Set exercise: Return only this: the line with "Convert this document image to plain text." and all the lines that follow it below, through the final one, exactly as they are.

Stored items from a collection
◇ ◇ ◇ ◇
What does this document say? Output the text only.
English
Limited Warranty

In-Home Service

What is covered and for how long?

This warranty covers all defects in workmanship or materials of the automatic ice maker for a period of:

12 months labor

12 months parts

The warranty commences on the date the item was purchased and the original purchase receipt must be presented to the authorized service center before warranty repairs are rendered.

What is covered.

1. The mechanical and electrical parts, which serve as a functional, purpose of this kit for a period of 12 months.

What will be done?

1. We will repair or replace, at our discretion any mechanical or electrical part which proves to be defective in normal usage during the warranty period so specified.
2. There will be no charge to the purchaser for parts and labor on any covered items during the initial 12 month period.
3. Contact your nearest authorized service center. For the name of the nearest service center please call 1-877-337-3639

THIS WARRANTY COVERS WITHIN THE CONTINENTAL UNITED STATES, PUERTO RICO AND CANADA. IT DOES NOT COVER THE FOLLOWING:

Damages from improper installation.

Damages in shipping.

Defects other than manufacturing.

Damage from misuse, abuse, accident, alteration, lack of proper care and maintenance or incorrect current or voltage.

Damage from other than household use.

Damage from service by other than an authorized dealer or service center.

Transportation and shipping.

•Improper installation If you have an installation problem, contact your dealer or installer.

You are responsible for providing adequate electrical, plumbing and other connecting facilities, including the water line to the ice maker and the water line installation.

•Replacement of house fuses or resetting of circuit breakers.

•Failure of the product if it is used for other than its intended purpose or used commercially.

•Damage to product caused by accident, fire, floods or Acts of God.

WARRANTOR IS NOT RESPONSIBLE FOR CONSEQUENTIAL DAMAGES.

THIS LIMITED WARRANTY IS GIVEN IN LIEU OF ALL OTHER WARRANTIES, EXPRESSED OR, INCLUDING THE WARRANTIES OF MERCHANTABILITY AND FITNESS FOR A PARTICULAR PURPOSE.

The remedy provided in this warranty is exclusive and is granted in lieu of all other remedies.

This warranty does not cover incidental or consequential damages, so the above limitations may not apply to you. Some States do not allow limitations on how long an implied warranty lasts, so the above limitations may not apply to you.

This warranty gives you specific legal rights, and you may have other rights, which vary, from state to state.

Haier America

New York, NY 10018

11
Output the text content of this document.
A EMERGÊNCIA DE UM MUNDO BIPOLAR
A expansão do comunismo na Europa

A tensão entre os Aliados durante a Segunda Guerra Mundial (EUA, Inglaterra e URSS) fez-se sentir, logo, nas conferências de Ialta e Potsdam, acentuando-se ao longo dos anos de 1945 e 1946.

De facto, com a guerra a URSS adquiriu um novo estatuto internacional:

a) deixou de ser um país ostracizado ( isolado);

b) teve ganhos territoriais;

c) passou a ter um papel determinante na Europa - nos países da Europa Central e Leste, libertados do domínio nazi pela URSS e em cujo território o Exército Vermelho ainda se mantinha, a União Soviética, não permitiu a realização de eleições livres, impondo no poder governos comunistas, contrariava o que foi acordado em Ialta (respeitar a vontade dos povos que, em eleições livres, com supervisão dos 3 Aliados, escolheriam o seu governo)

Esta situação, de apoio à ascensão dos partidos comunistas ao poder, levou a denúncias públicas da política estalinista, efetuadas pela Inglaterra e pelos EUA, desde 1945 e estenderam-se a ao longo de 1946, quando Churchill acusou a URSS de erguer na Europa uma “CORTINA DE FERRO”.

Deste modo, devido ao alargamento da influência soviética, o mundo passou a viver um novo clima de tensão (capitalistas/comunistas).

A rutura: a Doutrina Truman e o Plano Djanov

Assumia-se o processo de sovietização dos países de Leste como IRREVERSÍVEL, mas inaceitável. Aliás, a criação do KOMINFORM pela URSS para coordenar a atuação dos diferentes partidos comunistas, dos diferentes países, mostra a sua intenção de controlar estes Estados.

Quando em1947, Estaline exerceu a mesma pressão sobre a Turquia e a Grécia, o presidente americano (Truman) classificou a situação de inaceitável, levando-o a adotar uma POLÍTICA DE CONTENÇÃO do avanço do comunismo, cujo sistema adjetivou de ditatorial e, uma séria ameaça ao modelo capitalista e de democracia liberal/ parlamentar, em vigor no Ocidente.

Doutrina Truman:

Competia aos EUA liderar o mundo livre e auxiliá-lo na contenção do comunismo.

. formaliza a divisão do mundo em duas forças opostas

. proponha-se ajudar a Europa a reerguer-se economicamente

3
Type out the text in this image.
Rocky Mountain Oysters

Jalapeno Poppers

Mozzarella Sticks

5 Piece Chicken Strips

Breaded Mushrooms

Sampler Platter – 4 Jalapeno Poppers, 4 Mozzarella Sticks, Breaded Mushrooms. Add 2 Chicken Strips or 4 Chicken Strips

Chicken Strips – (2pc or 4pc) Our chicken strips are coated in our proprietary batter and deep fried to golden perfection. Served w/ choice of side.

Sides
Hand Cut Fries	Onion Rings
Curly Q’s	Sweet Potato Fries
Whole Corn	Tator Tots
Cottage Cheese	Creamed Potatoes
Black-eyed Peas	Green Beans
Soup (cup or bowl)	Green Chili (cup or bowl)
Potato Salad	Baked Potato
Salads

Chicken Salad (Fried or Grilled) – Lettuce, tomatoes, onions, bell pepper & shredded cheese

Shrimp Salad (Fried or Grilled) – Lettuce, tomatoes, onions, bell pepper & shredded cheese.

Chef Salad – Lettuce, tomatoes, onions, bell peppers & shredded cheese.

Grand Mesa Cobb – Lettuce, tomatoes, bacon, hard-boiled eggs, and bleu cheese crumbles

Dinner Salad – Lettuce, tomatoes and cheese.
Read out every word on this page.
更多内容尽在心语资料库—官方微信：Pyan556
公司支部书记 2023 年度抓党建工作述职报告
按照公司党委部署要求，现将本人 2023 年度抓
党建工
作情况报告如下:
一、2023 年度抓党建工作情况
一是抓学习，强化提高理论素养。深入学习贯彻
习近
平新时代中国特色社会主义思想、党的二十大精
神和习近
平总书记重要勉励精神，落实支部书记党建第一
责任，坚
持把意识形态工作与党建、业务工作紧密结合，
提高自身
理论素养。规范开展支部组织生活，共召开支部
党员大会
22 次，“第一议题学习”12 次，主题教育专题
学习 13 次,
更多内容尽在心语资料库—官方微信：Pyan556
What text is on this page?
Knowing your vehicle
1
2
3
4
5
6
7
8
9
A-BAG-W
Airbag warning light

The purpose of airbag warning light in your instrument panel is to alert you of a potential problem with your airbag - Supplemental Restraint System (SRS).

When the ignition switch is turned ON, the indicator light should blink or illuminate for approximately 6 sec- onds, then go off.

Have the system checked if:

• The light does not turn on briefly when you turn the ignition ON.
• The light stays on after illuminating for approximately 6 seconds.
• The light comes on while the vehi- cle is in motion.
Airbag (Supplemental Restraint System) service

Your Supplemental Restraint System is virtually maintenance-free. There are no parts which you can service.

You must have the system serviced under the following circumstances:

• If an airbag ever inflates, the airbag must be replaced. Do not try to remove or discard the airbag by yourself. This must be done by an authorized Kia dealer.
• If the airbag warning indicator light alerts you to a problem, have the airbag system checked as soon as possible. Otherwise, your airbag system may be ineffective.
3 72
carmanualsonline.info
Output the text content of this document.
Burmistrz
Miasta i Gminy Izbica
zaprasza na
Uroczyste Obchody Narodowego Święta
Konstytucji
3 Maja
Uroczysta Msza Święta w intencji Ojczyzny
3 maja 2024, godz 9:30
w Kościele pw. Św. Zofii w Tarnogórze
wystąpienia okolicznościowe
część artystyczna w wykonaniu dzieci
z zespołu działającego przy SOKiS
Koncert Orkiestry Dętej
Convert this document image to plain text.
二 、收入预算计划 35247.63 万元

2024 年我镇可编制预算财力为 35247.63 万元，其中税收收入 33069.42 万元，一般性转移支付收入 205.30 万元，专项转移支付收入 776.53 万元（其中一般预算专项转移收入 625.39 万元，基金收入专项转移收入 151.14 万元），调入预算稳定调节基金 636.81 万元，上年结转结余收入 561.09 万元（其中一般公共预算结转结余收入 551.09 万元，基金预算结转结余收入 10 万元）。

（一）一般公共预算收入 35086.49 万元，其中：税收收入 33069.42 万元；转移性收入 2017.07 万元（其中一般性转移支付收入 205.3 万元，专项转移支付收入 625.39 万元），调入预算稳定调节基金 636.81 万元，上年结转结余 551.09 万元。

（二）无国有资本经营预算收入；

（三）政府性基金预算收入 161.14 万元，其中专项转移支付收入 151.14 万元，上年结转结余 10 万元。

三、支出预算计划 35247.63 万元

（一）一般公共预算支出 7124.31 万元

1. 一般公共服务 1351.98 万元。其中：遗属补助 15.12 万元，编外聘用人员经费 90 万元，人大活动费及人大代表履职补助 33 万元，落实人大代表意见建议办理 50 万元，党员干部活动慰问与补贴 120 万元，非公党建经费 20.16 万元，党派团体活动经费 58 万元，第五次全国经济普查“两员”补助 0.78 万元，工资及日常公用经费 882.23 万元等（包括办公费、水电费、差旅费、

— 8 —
◇ ◇ ◇ ◇
Final result:
Convert this document image to plain text.
二 、收入预算计划 35247.63 万元

2024 年我镇可编制预算财力为 35247.63 万元，其中税收收入 33069.42 万元，一般性转移支付收入 205.30 万元，专项转移支付收入 776.53 万元（其中一般预算专项转移收入 625.39 万元，基金收入专项转移收入 151.14 万元），调入预算稳定调节基金 636.81 万元，上年结转结余收入 561.09 万元（其中一般公共预算结转结余收入 551.09 万元，基金预算结转结余收入 10 万元）。

（一）一般公共预算收入 35086.49 万元，其中：税收收入 33069.42 万元；转移性收入 2017.07 万元（其中一般性转移支付收入 205.3 万元，专项转移支付收入 625.39 万元），调入预算稳定调节基金 636.81 万元，上年结转结余 551.09 万元。

（二）无国有资本经营预算收入；

（三）政府性基金预算收入 161.14 万元，其中专项转移支付收入 151.14 万元，上年结转结余 10 万元。

三、支出预算计划 35247.63 万元

（一）一般公共预算支出 7124.31 万元

1. 一般公共服务 1351.98 万元。其中：遗属补助 15.12 万元，编外聘用人员经费 90 万元，人大活动费及人大代表履职补助 33 万元，落实人大代表意见建议办理 50 万元，党员干部活动慰问与补贴 120 万元，非公党建经费 20.16 万元，党派团体活动经费 58 万元，第五次全国经济普查“两员”补助 0.78 万元，工资及日常公用经费 882.23 万元等（包括办公费、水电费、差旅费、

— 8 —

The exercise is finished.